-- TASK TO CARRY OUT --
Gather all lines from the material that contain the word "безпілотних".

-- SUPPLIED ENTRIES --
------------------------------------

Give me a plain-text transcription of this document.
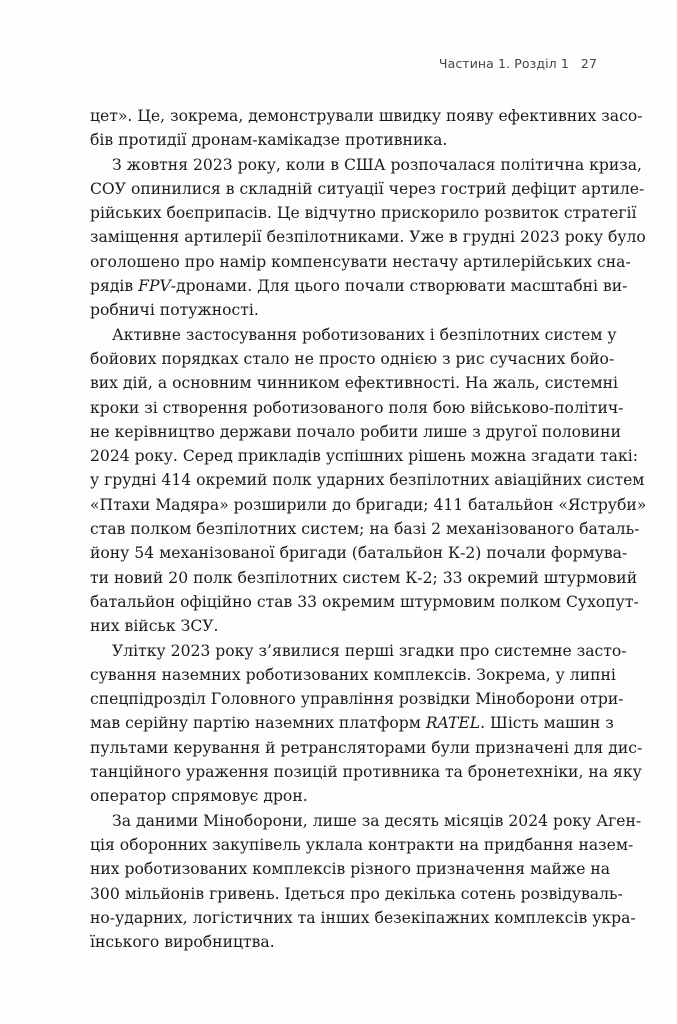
Частина 1. Розділ 1 27
цет». Це, зокрема, демонстрували швидку появу ефективних засо-
бів протидії дронам-камікадзе противника.
З жовтня 2023 року, коли в США розпочалася політична криза,
СОУ опинилися в складній ситуації через гострий дефіцит артиле-
рійських боєприпасів. Це відчутно прискорило розвиток стратегії
заміщення артилерії безпілотниками. Уже в грудні 2023 року було
оголошено про намір компенсувати нестачу артилерійських сна-
рядів FPV-дронами. Для цього почали створювати масштабні ви-
робничі потужності.
Активне застосування роботизованих і безпілотних систем у
бойових порядках стало не просто однією з рис сучасних бойо-
вих дій, а основним чинником ефективності. На жаль, системні
кроки зі створення роботизованого поля бою військово-політич-
не керівництво держави почало робити лише з другої половини
2024 року. Серед прикладів успішних рішень можна згадати такі:
у грудні 414 окремий полк ударних безпілотних авіаційних систем
«Птахи Мадяра» розширили до бригади; 411 батальйон «Яструби»
став полком безпілотних систем; на базі 2 механізованого баталь-
йону 54 механізованої бригади (батальйон К-2) почали формува-
ти новий 20 полк безпілотних систем К-2; 33 окремий штурмовий
батальйон офіційно став 33 окремим штурмовим полком Сухопут-
них військ ЗСУ.
Улітку 2023 року з’явилися перші згадки про системне засто-
сування наземних роботизованих комплексів. Зокрема, у липні
спецпідрозділ Головного управління розвідки Міноборони отри-
мав серійну партію наземних платформ RATEL. Шість машин з
пультами керування й ретрансляторами були призначені для дис-
танційного ураження позицій противника та бронетехніки, на яку
оператор спрямовує дрон.
За даними Міноборони, лише за десять місяців 2024 року Аген-
ція оборонних закупівель уклала контракти на придбання назем-
них роботизованих комплексів різного призначення майже на
300 мільйонів гривень. Ідеться про декілька сотень розвідуваль-
но-ударних, логістичних та інших безекіпажних комплексів укра-
їнського виробництва.
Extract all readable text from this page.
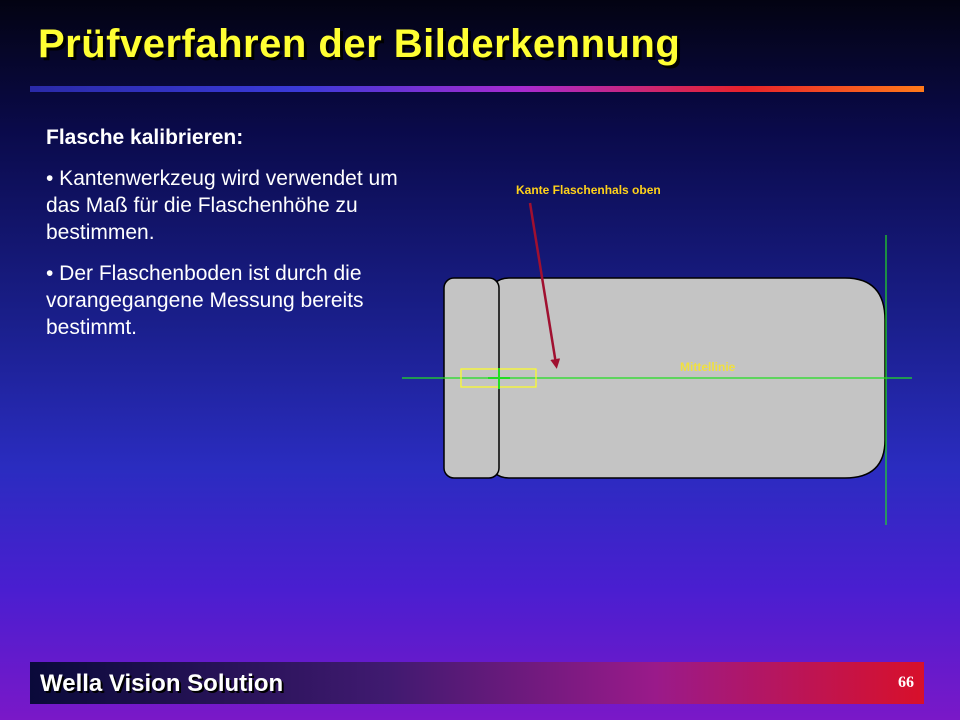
Prüfverfahren der Bilderkennung
Flasche kalibrieren:
• Kantenwerkzeug wird verwendet um das Maß für die Flaschenhöhe zu bestimmen.
• Der Flaschenboden ist durch die vorangegangene Messung bereits bestimmt.
Kante Flaschenhals oben
Mittellinie
Wella Vision Solution	66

------------------------------------

-- COMPLETE RESPONSE --
Активне застосування роботизованих і безпілотних систем у
у грудні 414 окремий полк ударних безпілотних авіаційних систем
став полком безпілотних систем; на базі 2 механізованого баталь-
ти новий 20 полк безпілотних систем К-2; 33 окремий штурмовий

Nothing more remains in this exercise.